§ **Exercise requirements**
Copy the records below, replacing "Crater" with "Canyon" wherever it occurs and leaving everything else unchanged. Leave out the pictures.

§ **Given records**
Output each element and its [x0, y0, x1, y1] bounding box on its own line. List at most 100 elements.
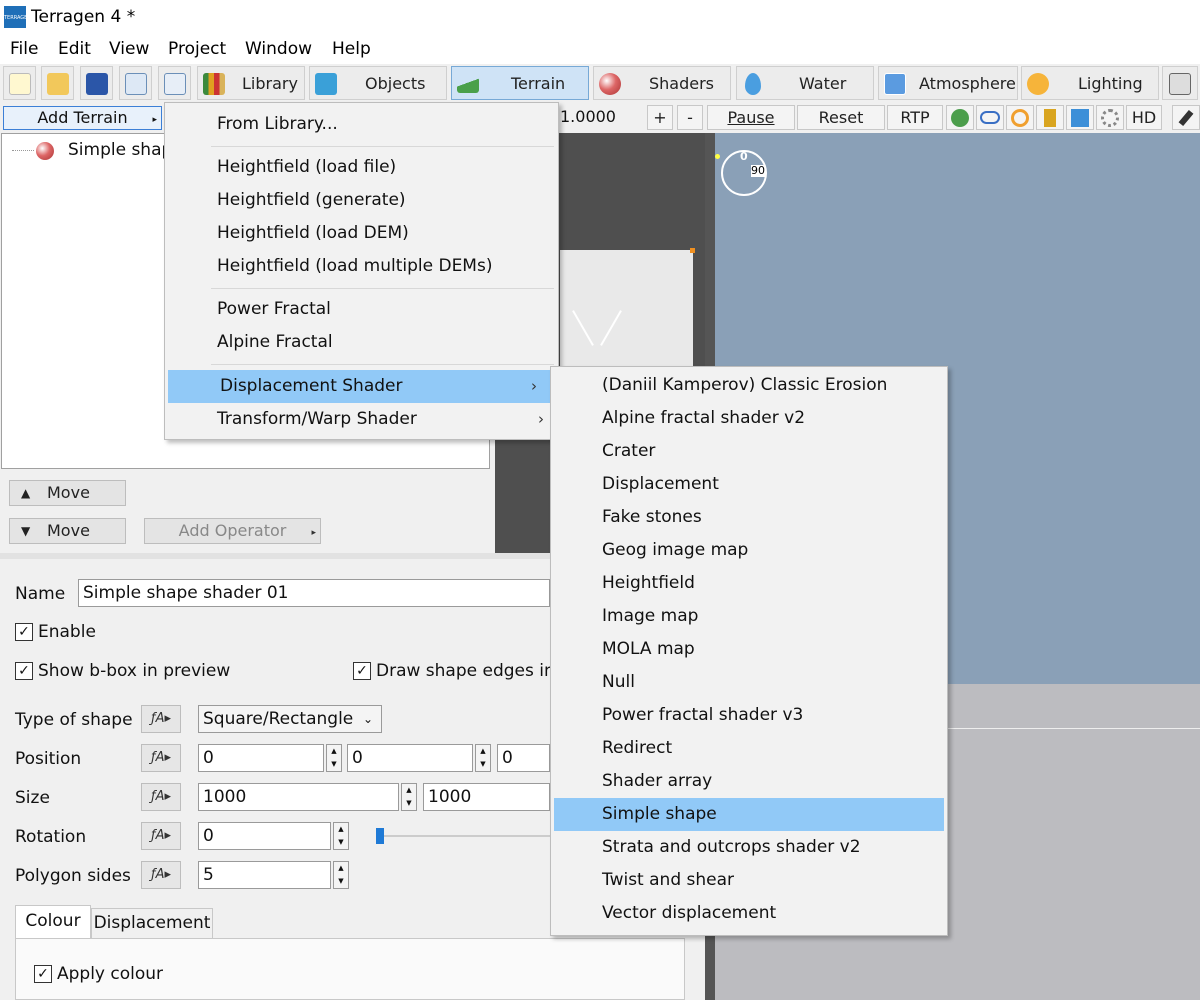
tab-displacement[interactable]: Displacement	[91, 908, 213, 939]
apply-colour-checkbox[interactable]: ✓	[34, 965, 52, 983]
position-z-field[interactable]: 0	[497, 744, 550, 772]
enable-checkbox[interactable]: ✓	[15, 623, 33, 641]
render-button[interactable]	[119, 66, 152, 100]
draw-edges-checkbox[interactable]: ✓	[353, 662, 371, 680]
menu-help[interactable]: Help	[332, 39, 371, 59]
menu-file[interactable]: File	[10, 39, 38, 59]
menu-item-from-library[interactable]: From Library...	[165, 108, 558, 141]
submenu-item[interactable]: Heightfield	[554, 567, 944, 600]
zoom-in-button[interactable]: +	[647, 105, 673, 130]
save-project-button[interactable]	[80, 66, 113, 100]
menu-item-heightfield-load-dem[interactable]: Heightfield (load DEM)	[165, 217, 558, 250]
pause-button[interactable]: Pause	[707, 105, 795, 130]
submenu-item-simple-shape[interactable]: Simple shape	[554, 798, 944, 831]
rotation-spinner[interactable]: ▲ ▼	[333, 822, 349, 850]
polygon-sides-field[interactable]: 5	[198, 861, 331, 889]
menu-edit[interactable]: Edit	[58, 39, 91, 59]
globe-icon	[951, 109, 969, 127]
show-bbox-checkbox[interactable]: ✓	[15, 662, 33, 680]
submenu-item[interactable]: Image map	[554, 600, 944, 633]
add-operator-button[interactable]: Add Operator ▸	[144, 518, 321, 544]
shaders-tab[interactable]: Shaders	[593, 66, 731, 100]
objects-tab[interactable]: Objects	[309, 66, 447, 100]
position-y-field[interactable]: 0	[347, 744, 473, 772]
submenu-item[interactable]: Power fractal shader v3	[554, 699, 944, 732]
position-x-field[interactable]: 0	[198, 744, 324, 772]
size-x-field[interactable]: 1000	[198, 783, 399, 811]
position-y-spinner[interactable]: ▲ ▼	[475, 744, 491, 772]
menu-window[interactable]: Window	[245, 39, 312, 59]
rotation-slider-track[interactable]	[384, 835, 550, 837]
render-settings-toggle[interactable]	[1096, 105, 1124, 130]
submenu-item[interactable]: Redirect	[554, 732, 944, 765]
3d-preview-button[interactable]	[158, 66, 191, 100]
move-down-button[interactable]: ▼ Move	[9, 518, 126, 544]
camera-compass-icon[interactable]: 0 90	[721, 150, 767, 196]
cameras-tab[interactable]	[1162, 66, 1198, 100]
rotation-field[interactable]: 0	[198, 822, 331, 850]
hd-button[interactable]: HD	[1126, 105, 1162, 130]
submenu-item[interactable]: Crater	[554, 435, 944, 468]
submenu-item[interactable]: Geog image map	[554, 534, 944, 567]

§ **Final result**
Output each element and its [x0, y0, x1, y1] bounding box on its own line. List at most 100 elements.
tab-displacement[interactable]: Displacement	[91, 908, 213, 939]
apply-colour-checkbox[interactable]: ✓	[34, 965, 52, 983]
position-z-field[interactable]: 0	[497, 744, 550, 772]
enable-checkbox[interactable]: ✓	[15, 623, 33, 641]
render-button[interactable]	[119, 66, 152, 100]
draw-edges-checkbox[interactable]: ✓	[353, 662, 371, 680]
menu-help[interactable]: Help	[332, 39, 371, 59]
menu-file[interactable]: File	[10, 39, 38, 59]
menu-item-from-library[interactable]: From Library...	[165, 108, 558, 141]
submenu-item[interactable]: Heightfield	[554, 567, 944, 600]
zoom-in-button[interactable]: +	[647, 105, 673, 130]
save-project-button[interactable]	[80, 66, 113, 100]
menu-item-heightfield-load-dem[interactable]: Heightfield (load DEM)	[165, 217, 558, 250]
pause-button[interactable]: Pause	[707, 105, 795, 130]
submenu-item-simple-shape[interactable]: Simple shape	[554, 798, 944, 831]
rotation-spinner[interactable]: ▲ ▼	[333, 822, 349, 850]
polygon-sides-field[interactable]: 5	[198, 861, 331, 889]
menu-edit[interactable]: Edit	[58, 39, 91, 59]
globe-icon	[951, 109, 969, 127]
show-bbox-checkbox[interactable]: ✓	[15, 662, 33, 680]
submenu-item[interactable]: Image map	[554, 600, 944, 633]
add-operator-button[interactable]: Add Operator ▸	[144, 518, 321, 544]
shaders-tab[interactable]: Shaders	[593, 66, 731, 100]
objects-tab[interactable]: Objects	[309, 66, 447, 100]
position-y-field[interactable]: 0	[347, 744, 473, 772]
submenu-item[interactable]: Power fractal shader v3	[554, 699, 944, 732]
position-x-field[interactable]: 0	[198, 744, 324, 772]
size-x-field[interactable]: 1000	[198, 783, 399, 811]
position-y-spinner[interactable]: ▲ ▼	[475, 744, 491, 772]
menu-window[interactable]: Window	[245, 39, 312, 59]
rotation-slider-track[interactable]	[384, 835, 550, 837]
render-settings-toggle[interactable]	[1096, 105, 1124, 130]
submenu-item[interactable]: Redirect	[554, 732, 944, 765]
3d-preview-button[interactable]	[158, 66, 191, 100]
move-down-button[interactable]: ▼ Move	[9, 518, 126, 544]
camera-compass-icon[interactable]: 0 90	[721, 150, 767, 196]
cameras-tab[interactable]	[1162, 66, 1198, 100]
rotation-field[interactable]: 0	[198, 822, 331, 850]
hd-button[interactable]: HD	[1126, 105, 1162, 130]
submenu-item[interactable]: Canyon	[554, 435, 944, 468]
submenu-item[interactable]: Geog image map	[554, 534, 944, 567]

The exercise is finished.